She said this morning that she, as well as the rest of the SITA board, is satisfied the matter has been concluded and SITA can move on from the controversy.

Manase states that no evidence could be found that Williams was involved in the procurement process of the tender up to the final evaluation and recommendation by the Bid Evaluation Committee. The AG further found that Williams, as an e-government official, was entitled to assist the accounting officer in the final awarding of the contract, and was well within her rights to recommend to the former CEO that Praxis Consulting be awarded the tender.

Not a true reflection
“Ms Williams admitted to sending an SMS to the former CEO advising him to recommend Praxis Consulting, after she had received an e-mail from him requesting guidance. Notwithstanding her advice, the former CEO recommended the tender be awarded to GijimaAst,” says Manase.

◆ PARTS OF THE EXERCISE
• A. In the SITA excerpt, which company did the former CEO recommend for the tender?
• B. Quote the SITA excerpt word for word, starting at "Manase states that" and ending at "awarded the tender.".

◆ INFORMATION SHOWN
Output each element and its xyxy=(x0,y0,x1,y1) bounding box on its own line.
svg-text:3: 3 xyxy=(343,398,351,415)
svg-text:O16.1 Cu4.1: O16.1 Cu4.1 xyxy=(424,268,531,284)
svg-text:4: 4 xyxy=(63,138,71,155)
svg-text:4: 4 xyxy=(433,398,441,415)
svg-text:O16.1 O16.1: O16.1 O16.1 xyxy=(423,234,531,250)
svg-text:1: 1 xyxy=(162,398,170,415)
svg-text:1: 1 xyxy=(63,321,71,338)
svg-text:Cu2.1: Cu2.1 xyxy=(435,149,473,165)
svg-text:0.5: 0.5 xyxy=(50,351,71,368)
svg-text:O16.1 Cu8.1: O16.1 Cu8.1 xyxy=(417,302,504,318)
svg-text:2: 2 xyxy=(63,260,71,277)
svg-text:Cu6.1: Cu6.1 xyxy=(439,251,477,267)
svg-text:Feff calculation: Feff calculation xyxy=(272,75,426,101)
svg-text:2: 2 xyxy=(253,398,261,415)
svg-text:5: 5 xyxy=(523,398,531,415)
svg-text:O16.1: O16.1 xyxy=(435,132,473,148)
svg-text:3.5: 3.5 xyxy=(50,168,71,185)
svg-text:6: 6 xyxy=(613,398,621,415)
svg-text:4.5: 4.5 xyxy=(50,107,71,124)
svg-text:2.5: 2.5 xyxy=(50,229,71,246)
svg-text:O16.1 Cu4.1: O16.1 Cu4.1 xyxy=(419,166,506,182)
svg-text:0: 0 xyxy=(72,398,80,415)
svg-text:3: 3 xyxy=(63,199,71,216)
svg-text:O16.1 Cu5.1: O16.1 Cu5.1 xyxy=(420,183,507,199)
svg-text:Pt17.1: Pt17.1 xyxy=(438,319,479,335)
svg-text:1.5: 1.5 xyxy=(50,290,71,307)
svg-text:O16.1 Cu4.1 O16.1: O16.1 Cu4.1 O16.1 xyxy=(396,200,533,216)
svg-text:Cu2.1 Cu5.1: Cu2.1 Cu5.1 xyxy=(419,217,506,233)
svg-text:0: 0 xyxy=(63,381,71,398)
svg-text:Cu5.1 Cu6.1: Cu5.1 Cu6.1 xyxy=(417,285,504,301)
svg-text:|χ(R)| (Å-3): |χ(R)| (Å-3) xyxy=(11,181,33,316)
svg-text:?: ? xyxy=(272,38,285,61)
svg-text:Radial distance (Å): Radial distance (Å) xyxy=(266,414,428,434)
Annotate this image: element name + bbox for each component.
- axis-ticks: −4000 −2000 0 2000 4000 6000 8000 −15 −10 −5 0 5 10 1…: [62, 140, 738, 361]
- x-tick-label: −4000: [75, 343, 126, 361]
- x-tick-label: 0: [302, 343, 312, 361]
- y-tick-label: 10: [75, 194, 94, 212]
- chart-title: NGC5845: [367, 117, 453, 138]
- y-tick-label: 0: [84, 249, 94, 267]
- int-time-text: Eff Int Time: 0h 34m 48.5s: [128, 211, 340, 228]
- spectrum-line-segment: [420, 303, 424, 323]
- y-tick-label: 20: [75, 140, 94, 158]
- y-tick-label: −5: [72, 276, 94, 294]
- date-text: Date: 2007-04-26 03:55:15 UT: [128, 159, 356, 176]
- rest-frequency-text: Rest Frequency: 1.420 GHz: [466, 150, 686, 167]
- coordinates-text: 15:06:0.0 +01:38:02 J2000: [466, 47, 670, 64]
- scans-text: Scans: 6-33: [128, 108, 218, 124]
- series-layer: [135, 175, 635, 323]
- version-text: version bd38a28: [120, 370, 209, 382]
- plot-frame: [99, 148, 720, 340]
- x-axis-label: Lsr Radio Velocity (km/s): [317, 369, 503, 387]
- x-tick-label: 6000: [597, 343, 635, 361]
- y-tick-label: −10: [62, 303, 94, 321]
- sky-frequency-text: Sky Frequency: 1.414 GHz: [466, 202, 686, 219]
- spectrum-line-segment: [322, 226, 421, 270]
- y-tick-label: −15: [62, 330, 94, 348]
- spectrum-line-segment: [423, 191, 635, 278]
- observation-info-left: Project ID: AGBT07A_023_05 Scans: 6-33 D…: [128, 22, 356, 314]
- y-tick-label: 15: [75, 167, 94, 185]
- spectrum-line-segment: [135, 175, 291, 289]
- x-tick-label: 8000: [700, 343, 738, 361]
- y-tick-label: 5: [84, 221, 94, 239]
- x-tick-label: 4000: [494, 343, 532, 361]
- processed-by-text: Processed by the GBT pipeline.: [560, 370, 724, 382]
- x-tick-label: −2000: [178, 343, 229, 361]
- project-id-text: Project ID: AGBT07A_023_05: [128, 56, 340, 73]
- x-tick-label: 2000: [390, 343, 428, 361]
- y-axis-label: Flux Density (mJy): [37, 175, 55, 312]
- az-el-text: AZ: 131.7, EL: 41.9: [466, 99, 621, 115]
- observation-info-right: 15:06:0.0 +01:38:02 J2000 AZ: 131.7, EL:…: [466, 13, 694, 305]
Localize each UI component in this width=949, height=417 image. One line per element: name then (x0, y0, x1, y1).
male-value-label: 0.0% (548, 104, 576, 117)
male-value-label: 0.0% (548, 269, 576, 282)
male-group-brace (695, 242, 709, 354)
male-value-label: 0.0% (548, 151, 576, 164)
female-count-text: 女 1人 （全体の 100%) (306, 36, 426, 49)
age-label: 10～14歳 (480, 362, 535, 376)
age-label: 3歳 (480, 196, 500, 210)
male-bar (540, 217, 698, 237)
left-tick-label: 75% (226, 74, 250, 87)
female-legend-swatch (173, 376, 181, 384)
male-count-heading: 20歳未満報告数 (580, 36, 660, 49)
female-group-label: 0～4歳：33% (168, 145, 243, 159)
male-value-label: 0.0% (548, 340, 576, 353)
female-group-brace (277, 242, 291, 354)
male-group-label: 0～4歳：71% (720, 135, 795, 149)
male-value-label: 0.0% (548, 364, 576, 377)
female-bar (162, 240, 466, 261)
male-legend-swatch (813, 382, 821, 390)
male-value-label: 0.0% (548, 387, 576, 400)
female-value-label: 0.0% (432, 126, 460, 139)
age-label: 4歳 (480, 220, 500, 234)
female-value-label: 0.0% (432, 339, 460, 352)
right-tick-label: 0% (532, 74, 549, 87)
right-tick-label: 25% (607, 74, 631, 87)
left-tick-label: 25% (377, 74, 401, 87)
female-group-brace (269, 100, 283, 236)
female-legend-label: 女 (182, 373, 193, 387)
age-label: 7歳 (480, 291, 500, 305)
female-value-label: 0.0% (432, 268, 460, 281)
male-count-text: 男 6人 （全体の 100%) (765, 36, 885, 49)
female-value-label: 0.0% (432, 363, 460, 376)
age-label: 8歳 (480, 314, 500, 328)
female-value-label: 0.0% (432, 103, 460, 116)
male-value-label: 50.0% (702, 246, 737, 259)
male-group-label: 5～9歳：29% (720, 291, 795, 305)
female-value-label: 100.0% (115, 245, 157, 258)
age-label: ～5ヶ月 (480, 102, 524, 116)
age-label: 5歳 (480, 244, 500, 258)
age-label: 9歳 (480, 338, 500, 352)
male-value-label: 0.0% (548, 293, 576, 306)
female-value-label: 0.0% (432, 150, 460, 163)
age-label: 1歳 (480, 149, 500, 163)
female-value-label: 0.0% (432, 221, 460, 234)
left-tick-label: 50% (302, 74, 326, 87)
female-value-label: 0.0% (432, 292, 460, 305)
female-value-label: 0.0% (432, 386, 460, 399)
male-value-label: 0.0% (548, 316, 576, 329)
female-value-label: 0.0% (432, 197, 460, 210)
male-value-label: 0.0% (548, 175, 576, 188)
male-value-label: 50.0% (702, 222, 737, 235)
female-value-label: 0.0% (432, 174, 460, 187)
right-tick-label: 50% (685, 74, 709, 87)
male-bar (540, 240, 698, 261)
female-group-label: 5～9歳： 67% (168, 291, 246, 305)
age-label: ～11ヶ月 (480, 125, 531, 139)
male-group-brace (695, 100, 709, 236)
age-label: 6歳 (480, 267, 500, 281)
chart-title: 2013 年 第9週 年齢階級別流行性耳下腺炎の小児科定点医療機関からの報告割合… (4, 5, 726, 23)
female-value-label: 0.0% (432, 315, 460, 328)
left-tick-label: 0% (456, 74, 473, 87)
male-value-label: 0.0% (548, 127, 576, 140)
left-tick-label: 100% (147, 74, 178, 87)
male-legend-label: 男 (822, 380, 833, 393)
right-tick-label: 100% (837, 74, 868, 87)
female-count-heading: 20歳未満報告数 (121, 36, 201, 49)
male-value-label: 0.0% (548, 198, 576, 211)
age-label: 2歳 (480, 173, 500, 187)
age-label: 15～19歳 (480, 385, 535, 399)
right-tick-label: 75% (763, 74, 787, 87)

◆ SOLUTIONS TO THE EXERCISE
• A. GijimaAst

• B.
Manase states that no evidence could be found that Williams was involved in the procurement process of the tender up to the final evaluation and recommendation by the Bid Evaluation Committee. The AG further found that Williams, as an e-government official, was entitled to assist the accounting officer in the final awarding of the contract, and was well within her rights to recommend to the former CEO that Praxis Consulting be awarded the tender.